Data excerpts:
----
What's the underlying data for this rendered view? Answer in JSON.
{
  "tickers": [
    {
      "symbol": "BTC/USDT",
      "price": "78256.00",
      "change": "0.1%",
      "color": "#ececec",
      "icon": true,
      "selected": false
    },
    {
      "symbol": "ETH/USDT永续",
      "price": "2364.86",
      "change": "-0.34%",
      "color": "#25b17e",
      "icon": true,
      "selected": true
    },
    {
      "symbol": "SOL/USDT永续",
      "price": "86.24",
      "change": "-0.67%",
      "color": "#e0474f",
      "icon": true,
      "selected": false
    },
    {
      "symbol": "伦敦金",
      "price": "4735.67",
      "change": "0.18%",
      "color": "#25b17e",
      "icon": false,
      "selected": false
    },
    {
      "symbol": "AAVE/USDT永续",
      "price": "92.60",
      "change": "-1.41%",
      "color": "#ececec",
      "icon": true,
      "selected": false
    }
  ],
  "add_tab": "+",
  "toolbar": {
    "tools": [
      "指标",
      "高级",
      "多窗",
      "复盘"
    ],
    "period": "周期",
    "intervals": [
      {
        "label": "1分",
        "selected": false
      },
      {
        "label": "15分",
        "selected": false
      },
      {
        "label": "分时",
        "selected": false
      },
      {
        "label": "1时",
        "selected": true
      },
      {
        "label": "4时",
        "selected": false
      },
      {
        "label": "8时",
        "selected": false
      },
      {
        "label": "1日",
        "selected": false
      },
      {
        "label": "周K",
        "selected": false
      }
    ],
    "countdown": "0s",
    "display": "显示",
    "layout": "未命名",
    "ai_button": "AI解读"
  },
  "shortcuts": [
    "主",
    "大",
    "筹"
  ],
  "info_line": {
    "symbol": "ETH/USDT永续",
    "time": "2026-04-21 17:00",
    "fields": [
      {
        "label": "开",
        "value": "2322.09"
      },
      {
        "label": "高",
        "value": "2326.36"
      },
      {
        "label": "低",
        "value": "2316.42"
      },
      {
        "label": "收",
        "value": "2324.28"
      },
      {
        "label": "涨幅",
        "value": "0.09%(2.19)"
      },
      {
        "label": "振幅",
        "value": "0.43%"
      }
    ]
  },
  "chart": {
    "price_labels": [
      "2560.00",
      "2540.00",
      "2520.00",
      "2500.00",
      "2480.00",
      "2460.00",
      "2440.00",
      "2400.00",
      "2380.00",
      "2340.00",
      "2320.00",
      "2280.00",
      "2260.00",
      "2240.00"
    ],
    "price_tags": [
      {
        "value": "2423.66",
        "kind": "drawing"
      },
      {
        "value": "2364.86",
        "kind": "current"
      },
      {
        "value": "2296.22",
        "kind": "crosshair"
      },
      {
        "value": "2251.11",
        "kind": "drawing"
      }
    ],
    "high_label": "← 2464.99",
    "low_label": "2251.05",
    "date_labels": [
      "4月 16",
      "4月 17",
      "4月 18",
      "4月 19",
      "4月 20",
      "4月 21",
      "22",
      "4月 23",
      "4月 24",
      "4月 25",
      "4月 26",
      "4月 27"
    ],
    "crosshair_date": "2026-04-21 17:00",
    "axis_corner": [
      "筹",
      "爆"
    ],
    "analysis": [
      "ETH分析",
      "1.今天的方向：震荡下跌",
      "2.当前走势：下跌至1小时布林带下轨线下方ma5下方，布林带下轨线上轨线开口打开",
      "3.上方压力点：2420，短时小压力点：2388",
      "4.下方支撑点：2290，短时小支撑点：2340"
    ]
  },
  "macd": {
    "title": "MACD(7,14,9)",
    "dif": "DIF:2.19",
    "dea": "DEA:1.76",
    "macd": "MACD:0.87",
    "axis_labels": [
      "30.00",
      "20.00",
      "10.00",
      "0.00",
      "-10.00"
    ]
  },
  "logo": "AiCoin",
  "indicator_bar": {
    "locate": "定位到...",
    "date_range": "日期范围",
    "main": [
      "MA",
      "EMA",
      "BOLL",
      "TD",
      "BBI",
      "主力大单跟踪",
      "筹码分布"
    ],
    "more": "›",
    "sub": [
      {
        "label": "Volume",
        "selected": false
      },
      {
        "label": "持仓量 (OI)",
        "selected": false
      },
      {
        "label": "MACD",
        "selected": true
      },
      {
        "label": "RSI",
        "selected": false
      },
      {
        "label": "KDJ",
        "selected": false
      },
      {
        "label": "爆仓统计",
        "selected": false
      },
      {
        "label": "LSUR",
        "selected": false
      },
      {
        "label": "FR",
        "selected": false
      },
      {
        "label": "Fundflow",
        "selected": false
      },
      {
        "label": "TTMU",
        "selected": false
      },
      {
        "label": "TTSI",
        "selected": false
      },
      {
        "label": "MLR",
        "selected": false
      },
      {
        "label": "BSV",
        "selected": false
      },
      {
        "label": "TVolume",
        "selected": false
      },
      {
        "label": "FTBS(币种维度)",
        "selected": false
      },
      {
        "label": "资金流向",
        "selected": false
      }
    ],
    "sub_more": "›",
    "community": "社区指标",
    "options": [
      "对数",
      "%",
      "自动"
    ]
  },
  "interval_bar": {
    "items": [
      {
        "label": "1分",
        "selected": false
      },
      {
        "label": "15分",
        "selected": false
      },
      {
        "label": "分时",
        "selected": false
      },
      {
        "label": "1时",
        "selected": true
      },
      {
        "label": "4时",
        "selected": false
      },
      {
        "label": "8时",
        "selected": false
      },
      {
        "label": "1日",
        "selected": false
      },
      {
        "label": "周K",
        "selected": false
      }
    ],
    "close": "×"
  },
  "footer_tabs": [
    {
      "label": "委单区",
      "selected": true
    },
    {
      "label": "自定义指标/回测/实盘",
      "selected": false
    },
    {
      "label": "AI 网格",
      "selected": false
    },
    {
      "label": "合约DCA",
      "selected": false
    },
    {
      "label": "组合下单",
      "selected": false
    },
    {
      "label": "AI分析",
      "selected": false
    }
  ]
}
----
* GOAL:
Reproduce the whole listing word for word.

* FULL OUTPUT:
What's the underlying data for this rendered view? Answer in JSON.
{
  "tickers": [
    {
      "symbol": "BTC/USDT",
      "price": "78256.00",
      "change": "0.1%",
      "color": "#ececec",
      "icon": true,
      "selected": false
    },
    {
      "symbol": "ETH/USDT永续",
      "price": "2364.86",
      "change": "-0.34%",
      "color": "#25b17e",
      "icon": true,
      "selected": true
    },
    {
      "symbol": "SOL/USDT永续",
      "price": "86.24",
      "change": "-0.67%",
      "color": "#e0474f",
      "icon": true,
      "selected": false
    },
    {
      "symbol": "伦敦金",
      "price": "4735.67",
      "change": "0.18%",
      "color": "#25b17e",
      "icon": false,
      "selected": false
    },
    {
      "symbol": "AAVE/USDT永续",
      "price": "92.60",
      "change": "-1.41%",
      "color": "#ececec",
      "icon": true,
      "selected": false
    }
  ],
  "add_tab": "+",
  "toolbar": {
    "tools": [
      "指标",
      "高级",
      "多窗",
      "复盘"
    ],
    "period": "周期",
    "intervals": [
      {
        "label": "1分",
        "selected": false
      },
      {
        "label": "15分",
        "selected": false
      },
      {
        "label": "分时",
        "selected": false
      },
      {
        "label": "1时",
        "selected": true
      },
      {
        "label": "4时",
        "selected": false
      },
      {
        "label": "8时",
        "selected": false
      },
      {
        "label": "1日",
        "selected": false
      },
      {
        "label": "周K",
        "selected": false
      }
    ],
    "countdown": "0s",
    "display": "显示",
    "layout": "未命名",
    "ai_button": "AI解读"
  },
  "shortcuts": [
    "主",
    "大",
    "筹"
  ],
  "info_line": {
    "symbol": "ETH/USDT永续",
    "time": "2026-04-21 17:00",
    "fields": [
      {
        "label": "开",
        "value": "2322.09"
      },
      {
        "label": "高",
        "value": "2326.36"
      },
      {
        "label": "低",
        "value": "2316.42"
      },
      {
        "label": "收",
        "value": "2324.28"
      },
      {
        "label": "涨幅",
        "value": "0.09%(2.19)"
      },
      {
        "label": "振幅",
        "value": "0.43%"
      }
    ]
  },
  "chart": {
    "price_labels": [
      "2560.00",
      "2540.00",
      "2520.00",
      "2500.00",
      "2480.00",
      "2460.00",
      "2440.00",
      "2400.00",
      "2380.00",
      "2340.00",
      "2320.00",
      "2280.00",
      "2260.00",
      "2240.00"
    ],
    "price_tags": [
      {
        "value": "2423.66",
        "kind": "drawing"
      },
      {
        "value": "2364.86",
        "kind": "current"
      },
      {
        "value": "2296.22",
        "kind": "crosshair"
      },
      {
        "value": "2251.11",
        "kind": "drawing"
      }
    ],
    "high_label": "← 2464.99",
    "low_label": "2251.05",
    "date_labels": [
      "4月 16",
      "4月 17",
      "4月 18",
      "4月 19",
      "4月 20",
      "4月 21",
      "22",
      "4月 23",
      "4月 24",
      "4月 25",
      "4月 26",
      "4月 27"
    ],
    "crosshair_date": "2026-04-21 17:00",
    "axis_corner": [
      "筹",
      "爆"
    ],
    "analysis": [
      "ETH分析",
      "1.今天的方向：震荡下跌",
      "2.当前走势：下跌至1小时布林带下轨线下方ma5下方，布林带下轨线上轨线开口打开",
      "3.上方压力点：2420，短时小压力点：2388",
      "4.下方支撑点：2290，短时小支撑点：2340"
    ]
  },
  "macd": {
    "title": "MACD(7,14,9)",
    "dif": "DIF:2.19",
    "dea": "DEA:1.76",
    "macd": "MACD:0.87",
    "axis_labels": [
      "30.00",
      "20.00",
      "10.00",
      "0.00",
      "-10.00"
    ]
  },
  "logo": "AiCoin",
  "indicator_bar": {
    "locate": "定位到...",
    "date_range": "日期范围",
    "main": [
      "MA",
      "EMA",
      "BOLL",
      "TD",
      "BBI",
      "主力大单跟踪",
      "筹码分布"
    ],
    "more": "›",
    "sub": [
      {
        "label": "Volume",
        "selected": false
      },
      {
        "label": "持仓量 (OI)",
        "selected": false
      },
      {
        "label": "MACD",
        "selected": true
      },
      {
        "label": "RSI",
        "selected": false
      },
      {
        "label": "KDJ",
        "selected": false
      },
      {
        "label": "爆仓统计",
        "selected": false
      },
      {
        "label": "LSUR",
        "selected": false
      },
      {
        "label": "FR",
        "selected": false
      },
      {
        "label": "Fundflow",
        "selected": false
      },
      {
        "label": "TTMU",
        "selected": false
      },
      {
        "label": "TTSI",
        "selected": false
      },
      {
        "label": "MLR",
        "selected": false
      },
      {
        "label": "BSV",
        "selected": false
      },
      {
        "label": "TVolume",
        "selected": false
      },
      {
        "label": "FTBS(币种维度)",
        "selected": false
      },
      {
        "label": "资金流向",
        "selected": false
      }
    ],
    "sub_more": "›",
    "community": "社区指标",
    "options": [
      "对数",
      "%",
      "自动"
    ]
  },
  "interval_bar": {
    "items": [
      {
        "label": "1分",
        "selected": false
      },
      {
        "label": "15分",
        "selected": false
      },
      {
        "label": "分时",
        "selected": false
      },
      {
        "label": "1时",
        "selected": true
      },
      {
        "label": "4时",
        "selected": false
      },
      {
        "label": "8时",
        "selected": false
      },
      {
        "label": "1日",
        "selected": false
      },
      {
        "label": "周K",
        "selected": false
      }
    ],
    "close": "×"
  },
  "footer_tabs": [
    {
      "label": "委单区",
      "selected": true
    },
    {
      "label": "自定义指标/回测/实盘",
      "selected": false
    },
    {
      "label": "AI 网格",
      "selected": false
    },
    {
      "label": "合约DCA",
      "selected": false
    },
    {
      "label": "组合下单",
      "selected": false
    },
    {
      "label": "AI分析",
      "selected": false
    }
  ]
}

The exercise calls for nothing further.